#### [Task prompt]
Your task is to repeat the listing exactly.

Some records
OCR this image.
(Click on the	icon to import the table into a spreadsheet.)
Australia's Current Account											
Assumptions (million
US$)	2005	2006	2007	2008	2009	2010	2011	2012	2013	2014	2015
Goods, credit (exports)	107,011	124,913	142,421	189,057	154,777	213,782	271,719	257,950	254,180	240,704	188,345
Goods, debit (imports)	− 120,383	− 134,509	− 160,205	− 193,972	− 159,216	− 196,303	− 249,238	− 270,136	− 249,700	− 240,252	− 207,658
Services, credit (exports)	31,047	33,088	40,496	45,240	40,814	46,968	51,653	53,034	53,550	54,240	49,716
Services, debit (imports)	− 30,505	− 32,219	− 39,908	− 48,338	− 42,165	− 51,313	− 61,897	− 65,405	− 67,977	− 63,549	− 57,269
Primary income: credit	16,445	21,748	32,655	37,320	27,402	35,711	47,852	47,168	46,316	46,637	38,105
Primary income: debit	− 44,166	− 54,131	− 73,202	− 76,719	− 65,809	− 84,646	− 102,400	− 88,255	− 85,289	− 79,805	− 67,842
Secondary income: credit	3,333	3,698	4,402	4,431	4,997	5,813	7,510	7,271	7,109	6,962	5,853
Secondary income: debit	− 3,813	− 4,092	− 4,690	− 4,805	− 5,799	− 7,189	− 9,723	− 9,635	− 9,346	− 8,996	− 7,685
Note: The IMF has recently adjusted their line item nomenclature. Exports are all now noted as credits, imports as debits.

#### [Answer to this problem]
OCR this image.
(Click on the	icon to import the table into a spreadsheet.)
Australia's Current Account											
Assumptions (million
US$)	2005	2006	2007	2008	2009	2010	2011	2012	2013	2014	2015
Goods, credit (exports)	107,011	124,913	142,421	189,057	154,777	213,782	271,719	257,950	254,180	240,704	188,345
Goods, debit (imports)	− 120,383	− 134,509	− 160,205	− 193,972	− 159,216	− 196,303	− 249,238	− 270,136	− 249,700	− 240,252	− 207,658
Services, credit (exports)	31,047	33,088	40,496	45,240	40,814	46,968	51,653	53,034	53,550	54,240	49,716
Services, debit (imports)	− 30,505	− 32,219	− 39,908	− 48,338	− 42,165	− 51,313	− 61,897	− 65,405	− 67,977	− 63,549	− 57,269
Primary income: credit	16,445	21,748	32,655	37,320	27,402	35,711	47,852	47,168	46,316	46,637	38,105
Primary income: debit	− 44,166	− 54,131	− 73,202	− 76,719	− 65,809	− 84,646	− 102,400	− 88,255	− 85,289	− 79,805	− 67,842
Secondary income: credit	3,333	3,698	4,402	4,431	4,997	5,813	7,510	7,271	7,109	6,962	5,853
Secondary income: debit	− 3,813	− 4,092	− 4,690	− 4,805	− 5,799	− 7,189	− 9,723	− 9,635	− 9,346	− 8,996	− 7,685
Note: The IMF has recently adjusted their line item nomenclature. Exports are all now noted as credits, imports as debits.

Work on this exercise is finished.